───── THE RECORDS

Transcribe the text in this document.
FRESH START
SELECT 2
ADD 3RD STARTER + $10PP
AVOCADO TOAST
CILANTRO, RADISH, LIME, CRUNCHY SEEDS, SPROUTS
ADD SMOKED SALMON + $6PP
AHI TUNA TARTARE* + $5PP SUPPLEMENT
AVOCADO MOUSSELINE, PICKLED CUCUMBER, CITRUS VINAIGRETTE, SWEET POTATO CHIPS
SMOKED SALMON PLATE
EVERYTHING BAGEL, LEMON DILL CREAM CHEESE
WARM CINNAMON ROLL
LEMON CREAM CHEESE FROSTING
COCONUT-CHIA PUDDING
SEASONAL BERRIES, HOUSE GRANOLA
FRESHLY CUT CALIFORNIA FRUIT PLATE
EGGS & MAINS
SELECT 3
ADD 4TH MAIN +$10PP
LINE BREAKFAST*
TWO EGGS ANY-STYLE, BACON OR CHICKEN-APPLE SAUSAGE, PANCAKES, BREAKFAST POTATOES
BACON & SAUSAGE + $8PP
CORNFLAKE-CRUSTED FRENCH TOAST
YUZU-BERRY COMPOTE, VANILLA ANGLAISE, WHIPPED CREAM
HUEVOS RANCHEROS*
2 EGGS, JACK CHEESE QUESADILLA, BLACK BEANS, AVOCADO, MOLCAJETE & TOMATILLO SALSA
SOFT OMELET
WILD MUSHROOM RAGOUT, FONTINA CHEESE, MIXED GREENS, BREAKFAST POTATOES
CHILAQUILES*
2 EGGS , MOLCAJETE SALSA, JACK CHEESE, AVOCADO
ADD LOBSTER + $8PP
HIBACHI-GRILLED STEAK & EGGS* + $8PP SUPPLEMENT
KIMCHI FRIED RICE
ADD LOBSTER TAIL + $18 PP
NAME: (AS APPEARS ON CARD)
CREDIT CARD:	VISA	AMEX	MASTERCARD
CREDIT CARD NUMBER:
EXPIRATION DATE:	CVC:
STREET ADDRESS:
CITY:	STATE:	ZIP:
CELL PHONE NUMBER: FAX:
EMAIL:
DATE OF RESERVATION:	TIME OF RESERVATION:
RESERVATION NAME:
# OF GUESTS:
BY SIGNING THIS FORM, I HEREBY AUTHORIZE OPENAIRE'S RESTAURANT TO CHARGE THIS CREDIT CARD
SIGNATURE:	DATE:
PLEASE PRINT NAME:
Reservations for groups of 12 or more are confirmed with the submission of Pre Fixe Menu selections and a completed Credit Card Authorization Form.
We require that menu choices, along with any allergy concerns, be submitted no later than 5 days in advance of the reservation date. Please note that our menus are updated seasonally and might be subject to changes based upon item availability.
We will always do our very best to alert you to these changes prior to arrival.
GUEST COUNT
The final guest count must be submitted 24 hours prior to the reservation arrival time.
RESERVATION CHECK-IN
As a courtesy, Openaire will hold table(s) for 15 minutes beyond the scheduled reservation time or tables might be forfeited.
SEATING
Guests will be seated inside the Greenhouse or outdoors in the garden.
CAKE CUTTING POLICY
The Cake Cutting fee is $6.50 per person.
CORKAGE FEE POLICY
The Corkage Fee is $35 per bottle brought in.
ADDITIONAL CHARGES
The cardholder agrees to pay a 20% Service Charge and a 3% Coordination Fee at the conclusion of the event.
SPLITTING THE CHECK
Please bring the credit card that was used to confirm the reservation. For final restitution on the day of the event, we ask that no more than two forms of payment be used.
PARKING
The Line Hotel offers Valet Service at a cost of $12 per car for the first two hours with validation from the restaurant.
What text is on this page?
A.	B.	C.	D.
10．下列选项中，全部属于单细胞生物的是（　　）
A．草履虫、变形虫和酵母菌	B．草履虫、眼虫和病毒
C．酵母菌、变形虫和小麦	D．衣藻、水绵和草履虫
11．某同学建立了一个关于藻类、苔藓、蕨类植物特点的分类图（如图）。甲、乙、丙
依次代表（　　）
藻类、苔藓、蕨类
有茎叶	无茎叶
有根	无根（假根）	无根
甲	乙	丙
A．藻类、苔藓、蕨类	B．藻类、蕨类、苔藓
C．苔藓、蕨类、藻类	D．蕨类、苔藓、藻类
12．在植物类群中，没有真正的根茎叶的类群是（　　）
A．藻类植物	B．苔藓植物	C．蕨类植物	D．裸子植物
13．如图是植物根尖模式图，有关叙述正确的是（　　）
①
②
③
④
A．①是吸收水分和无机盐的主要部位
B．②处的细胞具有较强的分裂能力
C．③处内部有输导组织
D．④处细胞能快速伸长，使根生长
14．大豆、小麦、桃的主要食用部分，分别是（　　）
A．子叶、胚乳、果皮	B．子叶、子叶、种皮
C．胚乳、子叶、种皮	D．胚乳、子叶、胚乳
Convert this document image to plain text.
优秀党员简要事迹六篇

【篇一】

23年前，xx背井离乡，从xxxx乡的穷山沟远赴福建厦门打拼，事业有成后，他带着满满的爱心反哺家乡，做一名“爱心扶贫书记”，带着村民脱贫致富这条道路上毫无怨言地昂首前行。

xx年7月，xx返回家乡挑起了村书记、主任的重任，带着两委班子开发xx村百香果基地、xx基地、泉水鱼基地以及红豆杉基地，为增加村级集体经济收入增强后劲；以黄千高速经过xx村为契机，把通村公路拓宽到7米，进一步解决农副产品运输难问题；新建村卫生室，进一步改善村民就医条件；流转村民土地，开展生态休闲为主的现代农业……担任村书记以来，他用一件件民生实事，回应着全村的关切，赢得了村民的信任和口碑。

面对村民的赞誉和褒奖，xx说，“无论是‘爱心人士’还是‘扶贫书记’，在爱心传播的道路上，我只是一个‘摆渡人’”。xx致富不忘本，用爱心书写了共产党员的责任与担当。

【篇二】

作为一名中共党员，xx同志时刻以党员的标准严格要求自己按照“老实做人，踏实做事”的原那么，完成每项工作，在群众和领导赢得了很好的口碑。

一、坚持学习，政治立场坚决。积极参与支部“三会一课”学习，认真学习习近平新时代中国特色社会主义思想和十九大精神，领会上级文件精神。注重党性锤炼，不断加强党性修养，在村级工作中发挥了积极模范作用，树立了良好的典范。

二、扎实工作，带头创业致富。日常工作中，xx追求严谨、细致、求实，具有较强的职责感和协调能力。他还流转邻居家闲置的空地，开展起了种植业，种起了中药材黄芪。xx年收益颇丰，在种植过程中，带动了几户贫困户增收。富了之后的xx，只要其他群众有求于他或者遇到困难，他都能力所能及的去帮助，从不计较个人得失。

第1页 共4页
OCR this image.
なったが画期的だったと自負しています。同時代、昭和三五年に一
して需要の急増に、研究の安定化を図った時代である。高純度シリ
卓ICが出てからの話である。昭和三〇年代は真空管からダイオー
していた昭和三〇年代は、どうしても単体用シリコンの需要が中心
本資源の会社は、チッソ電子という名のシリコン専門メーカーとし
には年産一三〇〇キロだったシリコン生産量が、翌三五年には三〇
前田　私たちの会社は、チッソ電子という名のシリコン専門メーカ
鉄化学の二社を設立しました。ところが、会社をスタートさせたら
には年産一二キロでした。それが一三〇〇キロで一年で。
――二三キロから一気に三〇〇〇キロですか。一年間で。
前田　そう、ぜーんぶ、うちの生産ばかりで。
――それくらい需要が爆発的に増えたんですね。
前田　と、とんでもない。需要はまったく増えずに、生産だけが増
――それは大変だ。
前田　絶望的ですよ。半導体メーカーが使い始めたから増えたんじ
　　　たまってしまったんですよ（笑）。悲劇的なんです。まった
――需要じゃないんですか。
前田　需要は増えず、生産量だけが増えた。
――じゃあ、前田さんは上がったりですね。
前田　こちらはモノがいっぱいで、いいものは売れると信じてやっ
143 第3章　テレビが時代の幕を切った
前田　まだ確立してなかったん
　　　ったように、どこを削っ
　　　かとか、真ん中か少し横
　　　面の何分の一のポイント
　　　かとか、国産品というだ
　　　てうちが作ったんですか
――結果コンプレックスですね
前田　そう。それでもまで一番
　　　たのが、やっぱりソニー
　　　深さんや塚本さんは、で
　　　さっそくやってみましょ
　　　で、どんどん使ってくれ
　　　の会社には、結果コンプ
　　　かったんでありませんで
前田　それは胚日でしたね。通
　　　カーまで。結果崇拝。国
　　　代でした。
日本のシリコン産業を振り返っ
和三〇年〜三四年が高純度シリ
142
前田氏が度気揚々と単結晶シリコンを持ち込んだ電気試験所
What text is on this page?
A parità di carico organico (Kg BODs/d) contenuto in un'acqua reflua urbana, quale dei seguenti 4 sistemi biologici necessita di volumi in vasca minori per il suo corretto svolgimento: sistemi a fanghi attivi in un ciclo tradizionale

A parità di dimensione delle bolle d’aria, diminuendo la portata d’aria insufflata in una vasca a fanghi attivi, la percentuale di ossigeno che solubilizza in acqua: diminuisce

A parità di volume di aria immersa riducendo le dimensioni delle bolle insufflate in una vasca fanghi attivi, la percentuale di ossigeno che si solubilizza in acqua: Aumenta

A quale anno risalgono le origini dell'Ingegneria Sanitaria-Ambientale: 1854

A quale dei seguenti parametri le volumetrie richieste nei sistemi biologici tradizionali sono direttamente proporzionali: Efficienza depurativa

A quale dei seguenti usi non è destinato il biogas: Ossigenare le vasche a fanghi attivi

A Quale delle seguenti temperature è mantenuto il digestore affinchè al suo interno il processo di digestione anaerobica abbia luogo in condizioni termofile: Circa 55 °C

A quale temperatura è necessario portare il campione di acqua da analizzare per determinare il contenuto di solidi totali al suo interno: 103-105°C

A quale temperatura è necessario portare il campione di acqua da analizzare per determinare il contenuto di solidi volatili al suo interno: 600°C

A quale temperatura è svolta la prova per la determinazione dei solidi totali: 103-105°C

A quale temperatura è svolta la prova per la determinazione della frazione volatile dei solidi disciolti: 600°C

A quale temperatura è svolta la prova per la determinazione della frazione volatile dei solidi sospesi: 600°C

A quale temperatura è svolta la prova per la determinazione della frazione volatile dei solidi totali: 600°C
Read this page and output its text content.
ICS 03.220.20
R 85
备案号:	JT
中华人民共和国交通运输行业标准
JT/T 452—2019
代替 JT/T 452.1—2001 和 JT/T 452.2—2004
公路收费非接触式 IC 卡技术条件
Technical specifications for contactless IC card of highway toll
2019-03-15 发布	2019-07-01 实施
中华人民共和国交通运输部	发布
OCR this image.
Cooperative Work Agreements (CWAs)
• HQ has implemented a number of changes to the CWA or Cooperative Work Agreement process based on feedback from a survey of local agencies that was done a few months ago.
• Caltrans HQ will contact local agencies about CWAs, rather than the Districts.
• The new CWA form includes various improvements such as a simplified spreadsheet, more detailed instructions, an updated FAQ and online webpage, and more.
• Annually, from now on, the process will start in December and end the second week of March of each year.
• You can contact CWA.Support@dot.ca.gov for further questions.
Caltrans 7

──────────

PROBLEM —
Among the lines of the listing, how many hold the string "text"? Respond with only the number.

TASK SOLUTION —
5